Work to be completed -
Below is a listing. Gather each line of it that contains "العباس".

Material to process -

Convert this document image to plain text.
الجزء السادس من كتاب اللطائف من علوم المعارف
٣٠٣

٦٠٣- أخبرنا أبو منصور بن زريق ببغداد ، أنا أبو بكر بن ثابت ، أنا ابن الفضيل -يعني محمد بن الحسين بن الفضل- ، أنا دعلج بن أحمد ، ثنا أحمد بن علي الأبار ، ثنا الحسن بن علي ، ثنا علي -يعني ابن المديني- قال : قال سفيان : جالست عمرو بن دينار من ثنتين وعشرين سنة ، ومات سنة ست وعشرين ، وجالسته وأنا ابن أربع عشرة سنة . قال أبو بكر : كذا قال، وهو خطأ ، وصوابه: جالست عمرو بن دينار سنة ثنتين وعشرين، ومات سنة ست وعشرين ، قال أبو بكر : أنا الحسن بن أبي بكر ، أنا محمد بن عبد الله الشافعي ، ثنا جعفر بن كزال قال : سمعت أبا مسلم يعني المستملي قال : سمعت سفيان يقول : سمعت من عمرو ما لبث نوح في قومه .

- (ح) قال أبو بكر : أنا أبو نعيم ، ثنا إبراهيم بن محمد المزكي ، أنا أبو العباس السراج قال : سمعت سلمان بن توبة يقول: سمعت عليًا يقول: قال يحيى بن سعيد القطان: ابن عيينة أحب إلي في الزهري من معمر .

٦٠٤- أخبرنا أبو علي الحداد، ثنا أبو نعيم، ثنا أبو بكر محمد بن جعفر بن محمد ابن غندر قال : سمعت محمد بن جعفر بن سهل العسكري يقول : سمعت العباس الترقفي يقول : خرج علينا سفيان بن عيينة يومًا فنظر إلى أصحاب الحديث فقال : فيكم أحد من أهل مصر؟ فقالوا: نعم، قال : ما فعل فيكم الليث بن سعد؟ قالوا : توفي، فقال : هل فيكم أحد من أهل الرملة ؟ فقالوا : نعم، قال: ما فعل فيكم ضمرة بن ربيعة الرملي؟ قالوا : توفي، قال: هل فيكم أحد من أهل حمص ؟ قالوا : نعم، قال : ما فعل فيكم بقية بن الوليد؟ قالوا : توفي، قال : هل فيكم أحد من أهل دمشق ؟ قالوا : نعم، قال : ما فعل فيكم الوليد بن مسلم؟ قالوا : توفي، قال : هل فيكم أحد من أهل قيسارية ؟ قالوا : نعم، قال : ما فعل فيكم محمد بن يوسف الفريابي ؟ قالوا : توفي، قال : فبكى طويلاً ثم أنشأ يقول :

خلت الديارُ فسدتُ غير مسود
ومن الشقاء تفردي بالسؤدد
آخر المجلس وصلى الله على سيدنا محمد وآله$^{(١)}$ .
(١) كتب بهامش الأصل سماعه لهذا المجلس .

Exercise response -
- (ح) قال أبو بكر : أنا أبو نعيم ، ثنا إبراهيم بن محمد المزكي ، أنا أبو العباس السراج قال : سمعت سلمان بن توبة يقول: سمعت عليًا يقول: قال يحيى بن سعيد القطان: ابن عيينة أحب إلي في الزهري من معمر .
٦٠٤- أخبرنا أبو علي الحداد، ثنا أبو نعيم، ثنا أبو بكر محمد بن جعفر بن محمد ابن غندر قال : سمعت محمد بن جعفر بن سهل العسكري يقول : سمعت العباس الترقفي يقول : خرج علينا سفيان بن عيينة يومًا فنظر إلى أصحاب الحديث فقال : فيكم أحد من أهل مصر؟ فقالوا: نعم، قال : ما فعل فيكم الليث بن سعد؟ قالوا : توفي، فقال : هل فيكم أحد من أهل الرملة ؟ فقالوا : نعم، قال: ما فعل فيكم ضمرة بن ربيعة الرملي؟ قالوا : توفي، قال: هل فيكم أحد من أهل حمص ؟ قالوا : نعم، قال : ما فعل فيكم بقية بن الوليد؟ قالوا : توفي، قال : هل فيكم أحد من أهل دمشق ؟ قالوا : نعم، قال : ما فعل فيكم الوليد بن مسلم؟ قالوا : توفي، قال : هل فيكم أحد من أهل قيسارية ؟ قالوا : نعم، قال : ما فعل فيكم محمد بن يوسف الفريابي ؟ قالوا : توفي، قال : فبكى طويلاً ثم أنشأ يقول :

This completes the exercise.